━━ DATASET EXTRACT ━━
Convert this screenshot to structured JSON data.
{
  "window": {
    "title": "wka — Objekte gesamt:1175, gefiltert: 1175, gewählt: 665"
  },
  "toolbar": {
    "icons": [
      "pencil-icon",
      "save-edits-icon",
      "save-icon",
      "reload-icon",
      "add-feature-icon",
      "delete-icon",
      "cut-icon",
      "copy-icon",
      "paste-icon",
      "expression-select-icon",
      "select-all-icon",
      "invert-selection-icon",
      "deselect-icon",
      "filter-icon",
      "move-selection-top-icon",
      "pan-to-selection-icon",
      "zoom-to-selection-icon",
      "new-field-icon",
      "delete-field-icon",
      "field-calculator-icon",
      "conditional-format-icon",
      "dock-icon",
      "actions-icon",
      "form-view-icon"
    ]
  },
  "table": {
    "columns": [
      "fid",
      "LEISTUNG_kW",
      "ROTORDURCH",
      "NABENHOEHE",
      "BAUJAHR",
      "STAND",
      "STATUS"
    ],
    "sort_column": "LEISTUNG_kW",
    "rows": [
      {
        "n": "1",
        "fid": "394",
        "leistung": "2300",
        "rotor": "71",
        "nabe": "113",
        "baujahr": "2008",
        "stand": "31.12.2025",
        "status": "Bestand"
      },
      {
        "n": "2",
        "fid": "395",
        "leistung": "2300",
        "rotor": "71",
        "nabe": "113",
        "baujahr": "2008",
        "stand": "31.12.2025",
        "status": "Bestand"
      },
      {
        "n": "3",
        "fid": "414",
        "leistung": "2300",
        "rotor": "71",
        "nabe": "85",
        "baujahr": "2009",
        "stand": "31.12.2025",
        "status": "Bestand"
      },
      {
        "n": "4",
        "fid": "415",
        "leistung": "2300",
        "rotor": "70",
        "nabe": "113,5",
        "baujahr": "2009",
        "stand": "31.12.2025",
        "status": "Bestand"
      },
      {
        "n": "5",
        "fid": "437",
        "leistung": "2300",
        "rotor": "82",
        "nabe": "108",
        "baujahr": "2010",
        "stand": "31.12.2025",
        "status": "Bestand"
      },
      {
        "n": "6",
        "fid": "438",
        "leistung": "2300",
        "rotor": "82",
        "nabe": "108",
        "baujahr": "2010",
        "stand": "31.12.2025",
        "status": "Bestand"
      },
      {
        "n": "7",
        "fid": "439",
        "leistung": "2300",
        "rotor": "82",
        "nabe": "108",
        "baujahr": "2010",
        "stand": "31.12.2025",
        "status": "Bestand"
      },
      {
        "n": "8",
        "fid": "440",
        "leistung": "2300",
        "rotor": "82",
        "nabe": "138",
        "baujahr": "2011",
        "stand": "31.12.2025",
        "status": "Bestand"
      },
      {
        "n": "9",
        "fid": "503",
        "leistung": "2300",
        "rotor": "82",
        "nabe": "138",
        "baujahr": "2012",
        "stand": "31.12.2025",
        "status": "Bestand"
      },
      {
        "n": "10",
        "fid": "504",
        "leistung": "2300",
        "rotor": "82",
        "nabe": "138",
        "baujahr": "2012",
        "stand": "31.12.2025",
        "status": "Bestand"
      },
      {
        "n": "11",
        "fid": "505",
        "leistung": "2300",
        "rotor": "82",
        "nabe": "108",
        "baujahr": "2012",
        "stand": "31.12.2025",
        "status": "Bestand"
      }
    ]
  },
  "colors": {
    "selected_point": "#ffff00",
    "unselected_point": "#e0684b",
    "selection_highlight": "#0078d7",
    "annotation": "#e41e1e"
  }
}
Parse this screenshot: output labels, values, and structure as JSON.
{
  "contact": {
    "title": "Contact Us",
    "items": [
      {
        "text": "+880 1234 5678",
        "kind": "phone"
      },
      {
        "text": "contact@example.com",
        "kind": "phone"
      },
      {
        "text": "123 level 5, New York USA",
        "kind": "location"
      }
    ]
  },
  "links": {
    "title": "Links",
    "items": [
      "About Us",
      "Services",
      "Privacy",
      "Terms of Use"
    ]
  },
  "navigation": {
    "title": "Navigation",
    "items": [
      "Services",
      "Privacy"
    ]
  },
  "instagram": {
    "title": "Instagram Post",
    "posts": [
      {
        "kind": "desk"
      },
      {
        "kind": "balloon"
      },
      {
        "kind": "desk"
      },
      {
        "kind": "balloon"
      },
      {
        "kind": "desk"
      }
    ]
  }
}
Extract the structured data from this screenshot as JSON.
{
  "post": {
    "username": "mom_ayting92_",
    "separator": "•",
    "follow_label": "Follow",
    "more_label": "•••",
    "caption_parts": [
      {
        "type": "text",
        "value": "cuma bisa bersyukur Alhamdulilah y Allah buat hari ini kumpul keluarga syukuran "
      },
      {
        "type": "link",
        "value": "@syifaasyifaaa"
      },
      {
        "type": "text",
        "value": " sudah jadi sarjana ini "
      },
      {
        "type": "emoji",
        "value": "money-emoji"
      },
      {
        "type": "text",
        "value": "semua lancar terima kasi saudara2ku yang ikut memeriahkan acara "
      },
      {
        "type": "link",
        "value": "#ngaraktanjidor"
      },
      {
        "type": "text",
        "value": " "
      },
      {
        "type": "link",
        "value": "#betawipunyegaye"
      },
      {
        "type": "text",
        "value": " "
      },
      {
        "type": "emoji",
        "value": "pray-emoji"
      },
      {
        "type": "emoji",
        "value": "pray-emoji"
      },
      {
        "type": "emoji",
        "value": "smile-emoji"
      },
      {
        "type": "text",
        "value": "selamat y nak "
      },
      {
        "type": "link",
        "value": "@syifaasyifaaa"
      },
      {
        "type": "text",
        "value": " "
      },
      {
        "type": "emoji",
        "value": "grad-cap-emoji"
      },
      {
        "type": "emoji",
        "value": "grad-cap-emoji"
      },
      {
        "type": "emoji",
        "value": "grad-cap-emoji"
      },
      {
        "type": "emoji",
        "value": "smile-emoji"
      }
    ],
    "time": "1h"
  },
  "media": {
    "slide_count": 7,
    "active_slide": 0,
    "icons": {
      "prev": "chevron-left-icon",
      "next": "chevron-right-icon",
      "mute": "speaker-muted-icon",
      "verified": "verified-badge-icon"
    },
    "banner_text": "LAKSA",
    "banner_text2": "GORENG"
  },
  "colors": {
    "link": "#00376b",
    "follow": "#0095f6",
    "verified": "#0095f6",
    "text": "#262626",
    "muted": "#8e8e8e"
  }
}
━━━
> INSTRUCTION
Using the exact wording, write out all of the records.

> EXERCISE RESPONSE
Convert this screenshot to structured JSON data.
{
  "window": {
    "title": "wka — Objekte gesamt:1175, gefiltert: 1175, gewählt: 665"
  },
  "toolbar": {
    "icons": [
      "pencil-icon",
      "save-edits-icon",
      "save-icon",
      "reload-icon",
      "add-feature-icon",
      "delete-icon",
      "cut-icon",
      "copy-icon",
      "paste-icon",
      "expression-select-icon",
      "select-all-icon",
      "invert-selection-icon",
      "deselect-icon",
      "filter-icon",
      "move-selection-top-icon",
      "pan-to-selection-icon",
      "zoom-to-selection-icon",
      "new-field-icon",
      "delete-field-icon",
      "field-calculator-icon",
      "conditional-format-icon",
      "dock-icon",
      "actions-icon",
      "form-view-icon"
    ]
  },
  "table": {
    "columns": [
      "fid",
      "LEISTUNG_kW",
      "ROTORDURCH",
      "NABENHOEHE",
      "BAUJAHR",
      "STAND",
      "STATUS"
    ],
    "sort_column": "LEISTUNG_kW",
    "rows": [
      {
        "n": "1",
        "fid": "394",
        "leistung": "2300",
        "rotor": "71",
        "nabe": "113",
        "baujahr": "2008",
        "stand": "31.12.2025",
        "status": "Bestand"
      },
      {
        "n": "2",
        "fid": "395",
        "leistung": "2300",
        "rotor": "71",
        "nabe": "113",
        "baujahr": "2008",
        "stand": "31.12.2025",
        "status": "Bestand"
      },
      {
        "n": "3",
        "fid": "414",
        "leistung": "2300",
        "rotor": "71",
        "nabe": "85",
        "baujahr": "2009",
        "stand": "31.12.2025",
        "status": "Bestand"
      },
      {
        "n": "4",
        "fid": "415",
        "leistung": "2300",
        "rotor": "70",
        "nabe": "113,5",
        "baujahr": "2009",
        "stand": "31.12.2025",
        "status": "Bestand"
      },
      {
        "n": "5",
        "fid": "437",
        "leistung": "2300",
        "rotor": "82",
        "nabe": "108",
        "baujahr": "2010",
        "stand": "31.12.2025",
        "status": "Bestand"
      },
      {
        "n": "6",
        "fid": "438",
        "leistung": "2300",
        "rotor": "82",
        "nabe": "108",
        "baujahr": "2010",
        "stand": "31.12.2025",
        "status": "Bestand"
      },
      {
        "n": "7",
        "fid": "439",
        "leistung": "2300",
        "rotor": "82",
        "nabe": "108",
        "baujahr": "2010",
        "stand": "31.12.2025",
        "status": "Bestand"
      },
      {
        "n": "8",
        "fid": "440",
        "leistung": "2300",
        "rotor": "82",
        "nabe": "138",
        "baujahr": "2011",
        "stand": "31.12.2025",
        "status": "Bestand"
      },
      {
        "n": "9",
        "fid": "503",
        "leistung": "2300",
        "rotor": "82",
        "nabe": "138",
        "baujahr": "2012",
        "stand": "31.12.2025",
        "status": "Bestand"
      },
      {
        "n": "10",
        "fid": "504",
        "leistung": "2300",
        "rotor": "82",
        "nabe": "138",
        "baujahr": "2012",
        "stand": "31.12.2025",
        "status": "Bestand"
      },
      {
        "n": "11",
        "fid": "505",
        "leistung": "2300",
        "rotor": "82",
        "nabe": "108",
        "baujahr": "2012",
        "stand": "31.12.2025",
        "status": "Bestand"
      }
    ]
  },
  "colors": {
    "selected_point": "#ffff00",
    "unselected_point": "#e0684b",
    "selection_highlight": "#0078d7",
    "annotation": "#e41e1e"
  }
}
Parse this screenshot: output labels, values, and structure as JSON.
{
  "contact": {
    "title": "Contact Us",
    "items": [
      {
        "text": "+880 1234 5678",
        "kind": "phone"
      },
      {
        "text": "contact@example.com",
        "kind": "phone"
      },
      {
        "text": "123 level 5, New York USA",
        "kind": "location"
      }
    ]
  },
  "links": {
    "title": "Links",
    "items": [
      "About Us",
      "Services",
      "Privacy",
      "Terms of Use"
    ]
  },
  "navigation": {
    "title": "Navigation",
    "items": [
      "Services",
      "Privacy"
    ]
  },
  "instagram": {
    "title": "Instagram Post",
    "posts": [
      {
        "kind": "desk"
      },
      {
        "kind": "balloon"
      },
      {
        "kind": "desk"
      },
      {
        "kind": "balloon"
      },
      {
        "kind": "desk"
      }
    ]
  }
}
Extract the structured data from this screenshot as JSON.
{
  "post": {
    "username": "mom_ayting92_",
    "separator": "•",
    "follow_label": "Follow",
    "more_label": "•••",
    "caption_parts": [
      {
        "type": "text",
        "value": "cuma bisa bersyukur Alhamdulilah y Allah buat hari ini kumpul keluarga syukuran "
      },
      {
        "type": "link",
        "value": "@syifaasyifaaa"
      },
      {
        "type": "text",
        "value": " sudah jadi sarjana ini "
      },
      {
        "type": "emoji",
        "value": "money-emoji"
      },
      {
        "type": "text",
        "value": "semua lancar terima kasi saudara2ku yang ikut memeriahkan acara "
      },
      {
        "type": "link",
        "value": "#ngaraktanjidor"
      },
      {
        "type": "text",
        "value": " "
      },
      {
        "type": "link",
        "value": "#betawipunyegaye"
      },
      {
        "type": "text",
        "value": " "
      },
      {
        "type": "emoji",
        "value": "pray-emoji"
      },
      {
        "type": "emoji",
        "value": "pray-emoji"
      },
      {
        "type": "emoji",
        "value": "smile-emoji"
      },
      {
        "type": "text",
        "value": "selamat y nak "
      },
      {
        "type": "link",
        "value": "@syifaasyifaaa"
      },
      {
        "type": "text",
        "value": " "
      },
      {
        "type": "emoji",
        "value": "grad-cap-emoji"
      },
      {
        "type": "emoji",
        "value": "grad-cap-emoji"
      },
      {
        "type": "emoji",
        "value": "grad-cap-emoji"
      },
      {
        "type": "emoji",
        "value": "smile-emoji"
      }
    ],
    "time": "1h"
  },
  "media": {
    "slide_count": 7,
    "active_slide": 0,
    "icons": {
      "prev": "chevron-left-icon",
      "next": "chevron-right-icon",
      "mute": "speaker-muted-icon",
      "verified": "verified-badge-icon"
    },
    "banner_text": "LAKSA",
    "banner_text2": "GORENG"
  },
  "colors": {
    "link": "#00376b",
    "follow": "#0095f6",
    "verified": "#0095f6",
    "text": "#262626",
    "muted": "#8e8e8e"
  }
}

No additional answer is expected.